# start of Entries supplied

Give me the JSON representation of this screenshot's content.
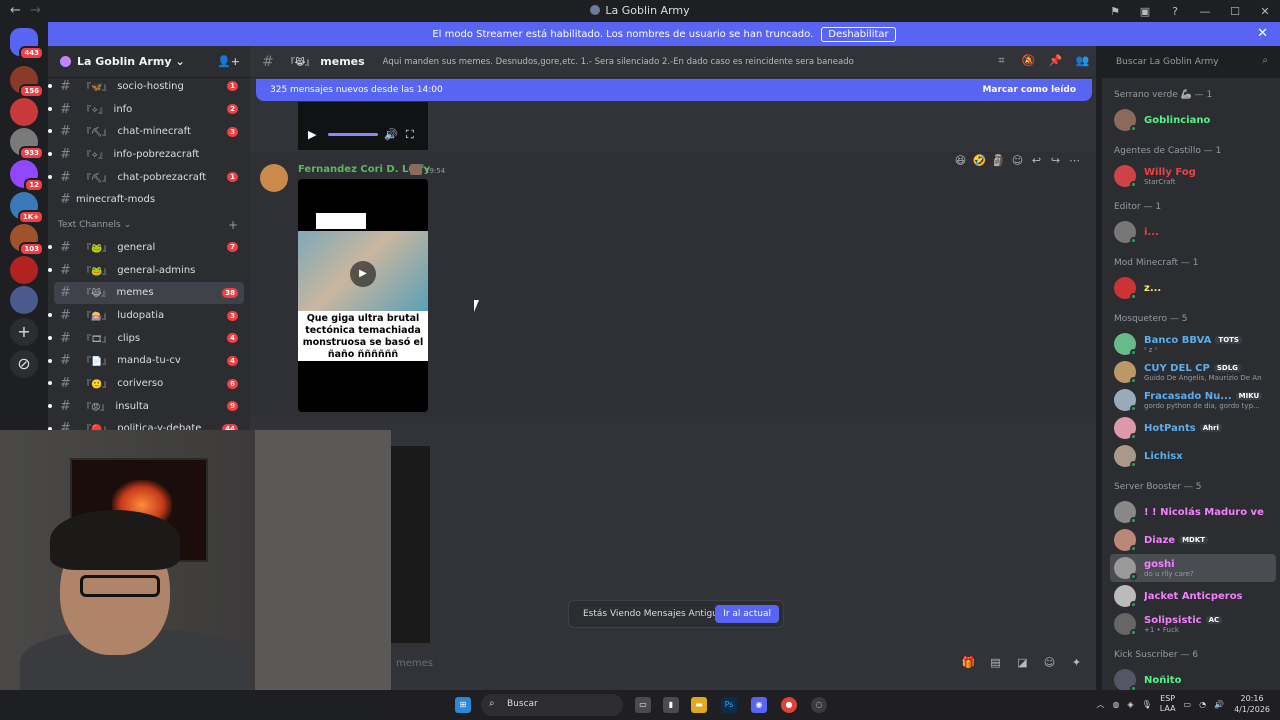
{
  "window": {
    "title": "La Goblin Army",
    "back_icon": "arrow-left-icon",
    "forward_icon": "arrow-right-icon"
  },
  "banner": {
    "text": "El modo Streamer está habilitado. Los nombres de usuario se han truncado.",
    "button": "Deshabilitar"
  },
  "server_rail": {
    "home_badge": "443",
    "servers": [
      {
        "badge": "156"
      },
      {
        "badge": ""
      },
      {
        "badge": "933"
      },
      {
        "badge": "12"
      },
      {
        "badge": "1K+"
      },
      {
        "badge": "103"
      },
      {
        "badge": ""
      },
      {
        "badge": ""
      }
    ]
  },
  "guild": {
    "name": "La Goblin Army"
  },
  "channels_top": [
    {
      "emoji": "『🦋』",
      "name": "socio-hosting",
      "count": "1"
    },
    {
      "emoji": "『✧』",
      "name": "info",
      "count": "2"
    },
    {
      "emoji": "『⛏』",
      "name": "chat-minecraft",
      "count": "3"
    },
    {
      "emoji": "『✧』",
      "name": "info-pobrezacraft",
      "count": ""
    },
    {
      "emoji": "『⛏』",
      "name": "chat-pobrezacraft",
      "count": "1"
    }
  ],
  "plain_channel": "minecraft-mods",
  "category": "Text Channels",
  "channels_text": [
    {
      "emoji": "『🐸』",
      "name": "general",
      "count": "7"
    },
    {
      "emoji": "『🐸』",
      "name": "general-admins",
      "count": ""
    },
    {
      "emoji": "『😹』",
      "name": "memes",
      "count": "38"
    },
    {
      "emoji": "『🎰』",
      "name": "ludopatia",
      "count": "3"
    },
    {
      "emoji": "『🎞』",
      "name": "clips",
      "count": "4"
    },
    {
      "emoji": "『📄』",
      "name": "manda-tu-cv",
      "count": "4"
    },
    {
      "emoji": "『🙂』",
      "name": "coriverso",
      "count": "6"
    },
    {
      "emoji": "『😡』",
      "name": "insulta",
      "count": "9"
    },
    {
      "emoji": "『🔴』",
      "name": "politica-y-debate",
      "count": "44"
    }
  ],
  "channel_header": {
    "emoji": "『😹』",
    "name": "memes",
    "topic": "Aqui manden sus memes. Desnudos,gore,etc. 1.- Sera silenciado 2.-En dado caso es reincidente sera baneado",
    "search_placeholder": "Buscar La Goblin Army"
  },
  "new_messages": {
    "text": "325 mensajes nuevos desde las 14:00",
    "mark_read": "Marcar como leído"
  },
  "message": {
    "author": "Fernandez Cori D. Luffy",
    "time": "19:54",
    "video_caption": "Que giga ultra brutal tectónica temachiada monstruosa se basó el ñaño ññññññ"
  },
  "old_messages": {
    "text": "Estás Viendo Mensajes Antiguos",
    "jump": "Ir al actual"
  },
  "composer": {
    "placeholder": "memes"
  },
  "members": {
    "groups": [
      {
        "title": "Serrano verde 🦾 — 1",
        "members": [
          {
            "name": "Goblinciano",
            "color": "#57f287",
            "sub": "",
            "tag": ""
          }
        ]
      },
      {
        "title": "Agentes de Castillo — 1",
        "members": [
          {
            "name": "Willy Fog",
            "color": "#ed4245",
            "sub": "StarCraft",
            "tag": ""
          }
        ]
      },
      {
        "title": "Editor — 1",
        "members": [
          {
            "name": "i...",
            "color": "#ed4245",
            "sub": "",
            "tag": ""
          }
        ]
      },
      {
        "title": "Mod Minecraft — 1",
        "members": [
          {
            "name": "z...",
            "color": "#fee75c",
            "sub": "",
            "tag": ""
          }
        ]
      },
      {
        "title": "Mosquetero — 5",
        "members": [
          {
            "name": "Banco BBVA",
            "color": "#5dadec",
            "sub": "ᶻ z ᶻ",
            "tag": "TOTS"
          },
          {
            "name": "CUY DEL CP",
            "color": "#5dadec",
            "sub": "Guido De Angelis, Maurizio De An",
            "tag": "SDLG"
          },
          {
            "name": "Fracasado Nu...",
            "color": "#5dadec",
            "sub": "gordo python de dia, gordo typ...",
            "tag": "MIKU"
          },
          {
            "name": "HotPants",
            "color": "#5dadec",
            "sub": "",
            "tag": "Ahri"
          },
          {
            "name": "Lichisx",
            "color": "#5dadec",
            "sub": "",
            "tag": ""
          }
        ]
      },
      {
        "title": "Server Booster — 5",
        "members": [
          {
            "name": "! ! Nicolás Maduro ve",
            "color": "#f47fff",
            "sub": "",
            "tag": ""
          },
          {
            "name": "Diaze",
            "color": "#f47fff",
            "sub": "",
            "tag": "MDKT"
          },
          {
            "name": "goshi",
            "color": "#f47fff",
            "sub": "do u rlly care?",
            "tag": ""
          },
          {
            "name": "Jacket Anticperos",
            "color": "#f47fff",
            "sub": "",
            "tag": ""
          },
          {
            "name": "Solipsistic",
            "color": "#f47fff",
            "sub": "+1 • Fuck",
            "tag": "AC"
          }
        ]
      },
      {
        "title": "Kick Suscriber — 6",
        "members": [
          {
            "name": "Ñoñito",
            "color": "#57f287",
            "sub": "",
            "tag": ""
          }
        ]
      }
    ]
  },
  "taskbar": {
    "search": "Buscar",
    "lang_top": "ESP",
    "lang_bottom": "LAA",
    "time": "20:16",
    "date": "4/1/2026"
  }
}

# end of Entries supplied

### Prompt
Each record above should come back exactly the same, only without its pictures.

### Reply
Give me the JSON representation of this screenshot's content.
{
  "window": {
    "title": "La Goblin Army",
    "back_icon": "arrow-left-icon",
    "forward_icon": "arrow-right-icon"
  },
  "banner": {
    "text": "El modo Streamer está habilitado. Los nombres de usuario se han truncado.",
    "button": "Deshabilitar"
  },
  "server_rail": {
    "home_badge": "443",
    "servers": [
      {
        "badge": "156"
      },
      {
        "badge": ""
      },
      {
        "badge": "933"
      },
      {
        "badge": "12"
      },
      {
        "badge": "1K+"
      },
      {
        "badge": "103"
      },
      {
        "badge": ""
      },
      {
        "badge": ""
      }
    ]
  },
  "guild": {
    "name": "La Goblin Army"
  },
  "channels_top": [
    {
      "emoji": "『🦋』",
      "name": "socio-hosting",
      "count": "1"
    },
    {
      "emoji": "『✧』",
      "name": "info",
      "count": "2"
    },
    {
      "emoji": "『⛏』",
      "name": "chat-minecraft",
      "count": "3"
    },
    {
      "emoji": "『✧』",
      "name": "info-pobrezacraft",
      "count": ""
    },
    {
      "emoji": "『⛏』",
      "name": "chat-pobrezacraft",
      "count": "1"
    }
  ],
  "plain_channel": "minecraft-mods",
  "category": "Text Channels",
  "channels_text": [
    {
      "emoji": "『🐸』",
      "name": "general",
      "count": "7"
    },
    {
      "emoji": "『🐸』",
      "name": "general-admins",
      "count": ""
    },
    {
      "emoji": "『😹』",
      "name": "memes",
      "count": "38"
    },
    {
      "emoji": "『🎰』",
      "name": "ludopatia",
      "count": "3"
    },
    {
      "emoji": "『🎞』",
      "name": "clips",
      "count": "4"
    },
    {
      "emoji": "『📄』",
      "name": "manda-tu-cv",
      "count": "4"
    },
    {
      "emoji": "『🙂』",
      "name": "coriverso",
      "count": "6"
    },
    {
      "emoji": "『😡』",
      "name": "insulta",
      "count": "9"
    },
    {
      "emoji": "『🔴』",
      "name": "politica-y-debate",
      "count": "44"
    }
  ],
  "channel_header": {
    "emoji": "『😹』",
    "name": "memes",
    "topic": "Aqui manden sus memes. Desnudos,gore,etc. 1.- Sera silenciado 2.-En dado caso es reincidente sera baneado",
    "search_placeholder": "Buscar La Goblin Army"
  },
  "new_messages": {
    "text": "325 mensajes nuevos desde las 14:00",
    "mark_read": "Marcar como leído"
  },
  "message": {
    "author": "Fernandez Cori D. Luffy",
    "time": "19:54",
    "video_caption": "Que giga ultra brutal tectónica temachiada monstruosa se basó el ñaño ññññññ"
  },
  "old_messages": {
    "text": "Estás Viendo Mensajes Antiguos",
    "jump": "Ir al actual"
  },
  "composer": {
    "placeholder": "memes"
  },
  "members": {
    "groups": [
      {
        "title": "Serrano verde 🦾 — 1",
        "members": [
          {
            "name": "Goblinciano",
            "color": "#57f287",
            "sub": "",
            "tag": ""
          }
        ]
      },
      {
        "title": "Agentes de Castillo — 1",
        "members": [
          {
            "name": "Willy Fog",
            "color": "#ed4245",
            "sub": "StarCraft",
            "tag": ""
          }
        ]
      },
      {
        "title": "Editor — 1",
        "members": [
          {
            "name": "i...",
            "color": "#ed4245",
            "sub": "",
            "tag": ""
          }
        ]
      },
      {
        "title": "Mod Minecraft — 1",
        "members": [
          {
            "name": "z...",
            "color": "#fee75c",
            "sub": "",
            "tag": ""
          }
        ]
      },
      {
        "title": "Mosquetero — 5",
        "members": [
          {
            "name": "Banco BBVA",
            "color": "#5dadec",
            "sub": "ᶻ z ᶻ",
            "tag": "TOTS"
          },
          {
            "name": "CUY DEL CP",
            "color": "#5dadec",
            "sub": "Guido De Angelis, Maurizio De An",
            "tag": "SDLG"
          },
          {
            "name": "Fracasado Nu...",
            "color": "#5dadec",
            "sub": "gordo python de dia, gordo typ...",
            "tag": "MIKU"
          },
          {
            "name": "HotPants",
            "color": "#5dadec",
            "sub": "",
            "tag": "Ahri"
          },
          {
            "name": "Lichisx",
            "color": "#5dadec",
            "sub": "",
            "tag": ""
          }
        ]
      },
      {
        "title": "Server Booster — 5",
        "members": [
          {
            "name": "! ! Nicolás Maduro ve",
            "color": "#f47fff",
            "sub": "",
            "tag": ""
          },
          {
            "name": "Diaze",
            "color": "#f47fff",
            "sub": "",
            "tag": "MDKT"
          },
          {
            "name": "goshi",
            "color": "#f47fff",
            "sub": "do u rlly care?",
            "tag": ""
          },
          {
            "name": "Jacket Anticperos",
            "color": "#f47fff",
            "sub": "",
            "tag": ""
          },
          {
            "name": "Solipsistic",
            "color": "#f47fff",
            "sub": "+1 • Fuck",
            "tag": "AC"
          }
        ]
      },
      {
        "title": "Kick Suscriber — 6",
        "members": [
          {
            "name": "Ñoñito",
            "color": "#57f287",
            "sub": "",
            "tag": ""
          }
        ]
      }
    ]
  },
  "taskbar": {
    "search": "Buscar",
    "lang_top": "ESP",
    "lang_bottom": "LAA",
    "time": "20:16",
    "date": "4/1/2026"
  }
}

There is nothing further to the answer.